*GIVEN EXERCISE*
For the listing underneath, give the count of lines containing the string "переходом" and nothing further.

═════ EXTRACTED MATERIAL ═════

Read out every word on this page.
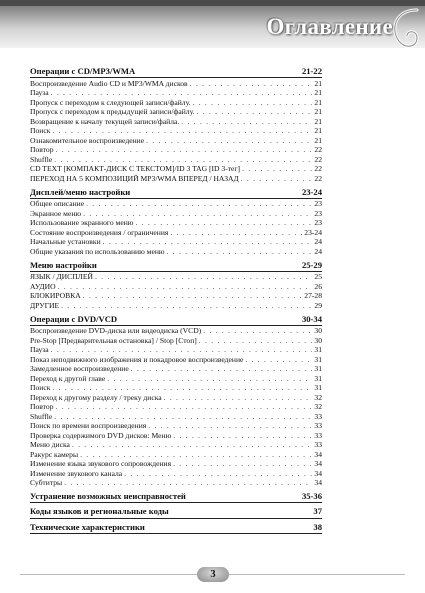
Оглавление
Операции с CD/MP3/WMA	21-22
Воспроизведение Audio CD и MP3/WMA дисков . . .	21
Пауза . . .	21
Пропуск с переходом к следующей записи/файлу. . . .	21
Пропуск с переходом к предыдущей записи/файлу. . . .	21
Возвращение к началу текущей записи/файла. . . .	21
Поиск . . .	21
Ознакомительное воспроизведение . . .	21
Повтор . . .	22
Shuffle . . .	22
CD TEXT [КОМПАКТ-ДИСК С ТЕКСТОМ]/ID 3 TAG [ID 3-тег] . . .	22
ПЕРЕХОД НА 5 КОМПОЗИЦИЙ MP3/WMA ВПЕРЕД / НАЗАД . . .	22
Дисплей/меню настройки	23-24
Общее описание . . .	23
Экранное меню . . .	23
Использование экранного меню . . .	23
Состояние воспроизведения / ограничения . . .	23-24
Начальные установки . . .	24
Общие указания по использованию меню . . .	24
Меню настройки	25-29
ЯЗЫК / ДИСПЛЕЙ . . .	25
АУДИО . . .	26
БЛОКИРОВКА . . .	27-28
ДРУГИЕ . . .	29
Операции с DVD/VCD	30-34
Воспроизведение DVD-диска или видеодиска (VCD) . . .	30
Pre-Stop [Предварительная остановка] / Stop [Стоп] . . .	30
Пауза . . .	31
Показ неподвижного изображения и покадровое воспроизведение . . .	31
Замедленное воспроизведение . . .	31
Переход к другой главе . . .	31
Поиск . . .	31
Переход к другому разделу / треку диска . . .	32
Повтор . . .	32
Shuffle . . .	33
Поиск по времени воспроизведения . . .	33
Проверка содержимого DVD дисков: Меню . . .	33
Меню диска . . .	33
Ракурс камеры . . .	34
Изменение языка звукового сопровождения . . .	34
Изменение звукового канала . . .	34
Субтитры . . .	34
Устранение возможных неисправностей	35-36
Коды языков и региональные коды	37
Технические характеристики	38
3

═════

*RESULT OF THE EXERCISE*
2